[start]

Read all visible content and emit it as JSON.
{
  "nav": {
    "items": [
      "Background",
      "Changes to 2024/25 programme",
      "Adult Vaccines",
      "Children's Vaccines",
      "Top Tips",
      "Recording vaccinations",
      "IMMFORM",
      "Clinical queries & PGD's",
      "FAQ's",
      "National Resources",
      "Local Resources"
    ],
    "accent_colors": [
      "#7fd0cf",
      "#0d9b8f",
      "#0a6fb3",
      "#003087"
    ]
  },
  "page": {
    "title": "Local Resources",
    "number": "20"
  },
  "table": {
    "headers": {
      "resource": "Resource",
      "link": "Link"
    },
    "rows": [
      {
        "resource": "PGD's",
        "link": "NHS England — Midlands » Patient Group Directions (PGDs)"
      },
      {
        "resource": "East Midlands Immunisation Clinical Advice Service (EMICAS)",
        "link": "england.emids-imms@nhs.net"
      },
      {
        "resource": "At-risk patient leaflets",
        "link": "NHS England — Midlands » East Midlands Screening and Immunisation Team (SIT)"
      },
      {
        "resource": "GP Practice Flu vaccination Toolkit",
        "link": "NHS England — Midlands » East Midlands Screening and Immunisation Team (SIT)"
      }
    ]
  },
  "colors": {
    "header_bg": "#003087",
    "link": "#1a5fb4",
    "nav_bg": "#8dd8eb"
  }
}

[end]

STATED TASK
All of the data needs to be reproduced exactly, with no line missing.

EXERCISE RESULT
Read all visible content and emit it as JSON.
{
  "nav": {
    "items": [
      "Background",
      "Changes to 2024/25 programme",
      "Adult Vaccines",
      "Children's Vaccines",
      "Top Tips",
      "Recording vaccinations",
      "IMMFORM",
      "Clinical queries & PGD's",
      "FAQ's",
      "National Resources",
      "Local Resources"
    ],
    "accent_colors": [
      "#7fd0cf",
      "#0d9b8f",
      "#0a6fb3",
      "#003087"
    ]
  },
  "page": {
    "title": "Local Resources",
    "number": "20"
  },
  "table": {
    "headers": {
      "resource": "Resource",
      "link": "Link"
    },
    "rows": [
      {
        "resource": "PGD's",
        "link": "NHS England — Midlands » Patient Group Directions (PGDs)"
      },
      {
        "resource": "East Midlands Immunisation Clinical Advice Service (EMICAS)",
        "link": "england.emids-imms@nhs.net"
      },
      {
        "resource": "At-risk patient leaflets",
        "link": "NHS England — Midlands » East Midlands Screening and Immunisation Team (SIT)"
      },
      {
        "resource": "GP Practice Flu vaccination Toolkit",
        "link": "NHS England — Midlands » East Midlands Screening and Immunisation Team (SIT)"
      }
    ]
  },
  "colors": {
    "header_bg": "#003087",
    "link": "#1a5fb4",
    "nav_bg": "#8dd8eb"
  }
}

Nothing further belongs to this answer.